** begin Listed entries **
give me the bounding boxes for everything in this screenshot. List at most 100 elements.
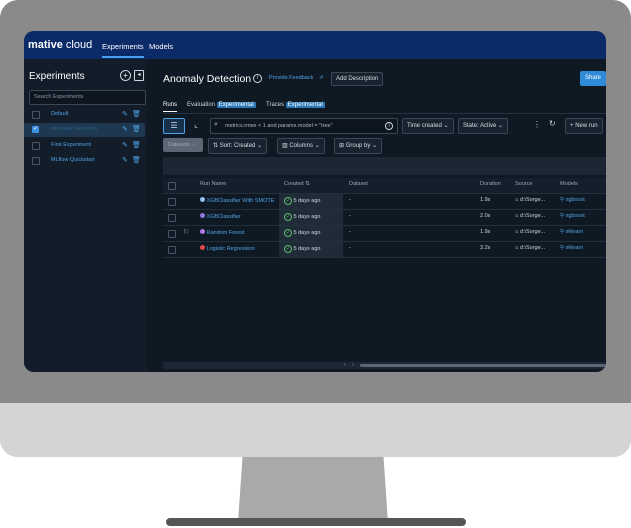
scroll-left-icon[interactable]: ‹: [344, 362, 346, 368]
sort-dropdown[interactable]: ⇅ Sort: Created ⌄: [208, 138, 268, 154]
search-experiments-input[interactable]: Search Experiments: [29, 90, 146, 105]
datasets-label: Datasets: [168, 142, 190, 148]
success-icon: ✓: [284, 197, 292, 205]
search-icon: ⌕: [214, 121, 218, 128]
column-header-created[interactable]: Created ⇅: [284, 181, 310, 187]
chevron-down-icon: ⌄: [191, 142, 196, 148]
runs-search-input[interactable]: ⌕ metrics.rmse < 1 and params.model = "t…: [210, 118, 398, 134]
refresh-icon[interactable]: ↻: [549, 119, 556, 128]
chevron-down-icon: ⌄: [443, 123, 449, 129]
edit-icon[interactable]: ✎: [122, 125, 128, 133]
external-link-icon: ⇗: [318, 75, 324, 81]
table-row[interactable]: Logistic Regression ✓ 5 days ago - 3.2s …: [163, 242, 606, 258]
success-icon: ✓: [284, 229, 292, 237]
group-by-dropdown[interactable]: ⊞ Group by ⌄: [334, 138, 383, 154]
sidebar-item-checkbox[interactable]: [32, 157, 40, 165]
add-description-button[interactable]: Add Description: [331, 72, 384, 86]
row-checkbox[interactable]: [168, 230, 176, 238]
table-view-icon[interactable]: ☰: [163, 118, 185, 134]
column-header-source[interactable]: Source: [515, 181, 532, 187]
group-by-label: Group by: [345, 143, 371, 149]
model-icon: ⚲: [560, 229, 565, 235]
dataset-value: -: [349, 197, 351, 203]
select-all-checkbox[interactable]: [168, 182, 176, 190]
chevron-down-icon: ⌄: [257, 143, 263, 149]
tab-runs[interactable]: Runs: [163, 102, 178, 112]
sidebar-item-checkbox[interactable]: [32, 111, 40, 119]
sidebar-item-checkbox[interactable]: [32, 142, 40, 150]
delete-icon[interactable]: 🗑: [132, 110, 141, 118]
delete-icon[interactable]: 🗑: [132, 125, 141, 133]
sidebar-item-label: First Experiment: [51, 142, 92, 148]
brand-logo[interactable]: mative cloud: [28, 39, 92, 51]
time-created-dropdown[interactable]: Time created ⌄: [402, 118, 454, 134]
column-header-models[interactable]: Models: [560, 181, 578, 187]
sidebar-item-checkbox-checked[interactable]: ✓: [32, 126, 39, 133]
source-icon: ⌂: [515, 229, 519, 235]
monitor-chin: [0, 403, 631, 457]
sidebar-item-anomaly-detection[interactable]: ✓ Anomaly Detection ✎ 🗑: [24, 123, 145, 137]
share-button[interactable]: Share: [580, 71, 606, 86]
delete-icon[interactable]: 🗑: [132, 156, 141, 164]
created-value: 5 days ago: [293, 198, 321, 204]
tab-evaluation[interactable]: Evaluation Experimental: [187, 102, 256, 108]
scrollbar-thumb[interactable]: [360, 364, 606, 367]
table-row[interactable]: XGBClassifier With SMOTE ✓ 5 days ago - …: [163, 194, 606, 210]
column-header-dataset[interactable]: Dataset: [349, 181, 368, 187]
horizontal-scrollbar[interactable]: ‹ ›: [163, 362, 606, 369]
run-name-link[interactable]: Random Forest: [207, 230, 245, 236]
plus-icon: +: [570, 123, 574, 129]
info-icon[interactable]: i: [253, 74, 262, 83]
model-link[interactable]: sklearn: [566, 229, 584, 235]
experimental-badge: Experimental: [285, 102, 325, 108]
delete-icon[interactable]: 🗑: [132, 141, 141, 149]
model-link[interactable]: xgboost: [566, 197, 585, 203]
column-header-run-name[interactable]: Run Name: [200, 181, 226, 187]
edit-icon[interactable]: ✎: [122, 141, 128, 149]
nav-models[interactable]: Models: [149, 42, 173, 51]
row-checkbox[interactable]: [168, 246, 176, 254]
model-link[interactable]: xgboost: [566, 213, 585, 219]
duration-value: 3.2s: [480, 245, 491, 251]
created-value: 5 days ago: [293, 214, 321, 220]
column-header-duration[interactable]: Duration: [480, 181, 501, 187]
new-run-button[interactable]: + New run: [565, 118, 603, 134]
chevron-down-icon: ⌄: [314, 143, 320, 149]
table-row[interactable]: XGBClassifier ✓ 5 days ago - 2.0s ⌂ d:\S…: [163, 210, 606, 226]
dataset-value: -: [349, 213, 351, 219]
model-icon: ⚲: [560, 197, 565, 203]
columns-dropdown[interactable]: ▥ Columns ⌄: [277, 138, 325, 154]
sidebar-item-default[interactable]: Default ✎ 🗑: [24, 108, 145, 122]
more-options-icon[interactable]: ⋮: [533, 120, 541, 129]
run-name-link[interactable]: XGBClassifier With SMOTE: [207, 198, 275, 204]
nav-experiments[interactable]: Experiments: [102, 42, 144, 58]
scroll-right-icon[interactable]: ›: [352, 362, 354, 368]
run-name-link[interactable]: Logistic Regression: [207, 246, 255, 252]
row-checkbox[interactable]: [168, 198, 176, 206]
model-icon: ⚲: [560, 213, 565, 219]
run-color-dot: [200, 197, 205, 202]
page-title: Anomaly Detection: [163, 73, 252, 85]
run-name-link[interactable]: XGBClassifier: [207, 214, 241, 220]
collapse-sidebar-icon[interactable]: ◂: [134, 70, 144, 81]
runs-table: Run Name Created ⇅ Dataset Duration Sour…: [163, 157, 606, 367]
chart-view-icon[interactable]: ⌞: [187, 118, 205, 132]
pin-icon[interactable]: ⚐: [183, 228, 189, 236]
tab-traces[interactable]: Traces Experimental: [266, 102, 325, 108]
edit-icon[interactable]: ✎: [122, 156, 128, 164]
add-experiment-icon[interactable]: +: [120, 70, 131, 81]
row-checkbox[interactable]: [168, 214, 176, 222]
search-query: metrics.rmse < 1 and params.model = "tre…: [225, 123, 333, 129]
edit-icon[interactable]: ✎: [122, 110, 128, 118]
provide-feedback-link[interactable]: Provide Feedback ⇗: [269, 75, 323, 81]
sidebar-item-first-experiment[interactable]: First Experiment ✎ 🗑: [24, 139, 145, 153]
run-color-dot: [200, 229, 205, 234]
search-help-icon[interactable]: i: [385, 122, 393, 130]
state-dropdown[interactable]: State: Active ⌄: [458, 118, 509, 134]
table-row[interactable]: ⚐ Random Forest ✓ 5 days ago - 1.9s ⌂ d:…: [163, 226, 606, 242]
model-link[interactable]: sklearn: [566, 245, 584, 251]
model-icon: ⚲: [560, 245, 565, 251]
datasets-dropdown[interactable]: Datasets ⌄: [163, 138, 203, 152]
tab-traces-label: Traces: [266, 102, 285, 108]
sidebar-item-mlflow-quickstart[interactable]: MLflow Quickstart ✎ 🗑: [24, 154, 145, 168]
** end Listed entries **
- [Given request] Please pick out every line in the entries above that contains the string "params" and copy each one in full.

- [The reply]
runs-search-input[interactable]: ⌕ metrics.rmse < 1 and params.model = "t…: [210, 118, 398, 134]
search-query: metrics.rmse < 1 and params.model = "tre…: [225, 123, 333, 129]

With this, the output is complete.